Repeat the records exactly. Every line must match.

- _Dataset records_:
-- begin --
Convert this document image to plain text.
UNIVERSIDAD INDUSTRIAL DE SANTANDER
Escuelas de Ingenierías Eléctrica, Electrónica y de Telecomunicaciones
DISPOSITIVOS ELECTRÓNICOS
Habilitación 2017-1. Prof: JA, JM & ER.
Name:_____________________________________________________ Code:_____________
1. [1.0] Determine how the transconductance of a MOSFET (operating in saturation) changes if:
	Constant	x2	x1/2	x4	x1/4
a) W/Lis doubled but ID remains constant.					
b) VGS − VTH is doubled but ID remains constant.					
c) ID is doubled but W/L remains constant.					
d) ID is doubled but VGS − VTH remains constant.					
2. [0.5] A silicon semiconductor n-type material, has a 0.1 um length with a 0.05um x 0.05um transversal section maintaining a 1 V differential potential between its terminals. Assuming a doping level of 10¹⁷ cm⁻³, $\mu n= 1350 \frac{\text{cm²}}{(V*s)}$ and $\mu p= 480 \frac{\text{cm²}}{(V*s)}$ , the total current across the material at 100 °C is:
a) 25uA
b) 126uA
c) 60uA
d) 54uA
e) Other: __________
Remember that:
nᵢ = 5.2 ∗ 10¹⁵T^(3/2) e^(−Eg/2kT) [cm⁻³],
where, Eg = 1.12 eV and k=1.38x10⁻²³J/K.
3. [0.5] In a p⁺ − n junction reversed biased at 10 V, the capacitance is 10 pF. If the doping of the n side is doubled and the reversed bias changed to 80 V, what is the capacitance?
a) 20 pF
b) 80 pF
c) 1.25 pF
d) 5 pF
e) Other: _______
-- end --
- _Written response_:
Convert this document image to plain text.
UNIVERSIDAD INDUSTRIAL DE SANTANDER
Escuelas de Ingenierías Eléctrica, Electrónica y de Telecomunicaciones
DISPOSITIVOS ELECTRÓNICOS
Habilitación 2017-1. Prof: JA, JM & ER.
Name:_____________________________________________________ Code:_____________
1. [1.0] Determine how the transconductance of a MOSFET (operating in saturation) changes if:
	Constant	x2	x1/2	x4	x1/4
a) W/Lis doubled but ID remains constant.					
b) VGS − VTH is doubled but ID remains constant.					
c) ID is doubled but W/L remains constant.					
d) ID is doubled but VGS − VTH remains constant.					
2. [0.5] A silicon semiconductor n-type material, has a 0.1 um length with a 0.05um x 0.05um transversal section maintaining a 1 V differential potential between its terminals. Assuming a doping level of 10¹⁷ cm⁻³, $\mu n= 1350 \frac{\text{cm²}}{(V*s)}$ and $\mu p= 480 \frac{\text{cm²}}{(V*s)}$ , the total current across the material at 100 °C is:
a) 25uA
b) 126uA
c) 60uA
d) 54uA
e) Other: __________
Remember that:
nᵢ = 5.2 ∗ 10¹⁵T^(3/2) e^(−Eg/2kT) [cm⁻³],
where, Eg = 1.12 eV and k=1.38x10⁻²³J/K.
3. [0.5] In a p⁺ − n junction reversed biased at 10 V, the capacitance is 10 pF. If the doping of the n side is doubled and the reversed bias changed to 80 V, what is the capacitance?
a) 20 pF
b) 80 pF
c) 1.25 pF
d) 5 pF
e) Other: _______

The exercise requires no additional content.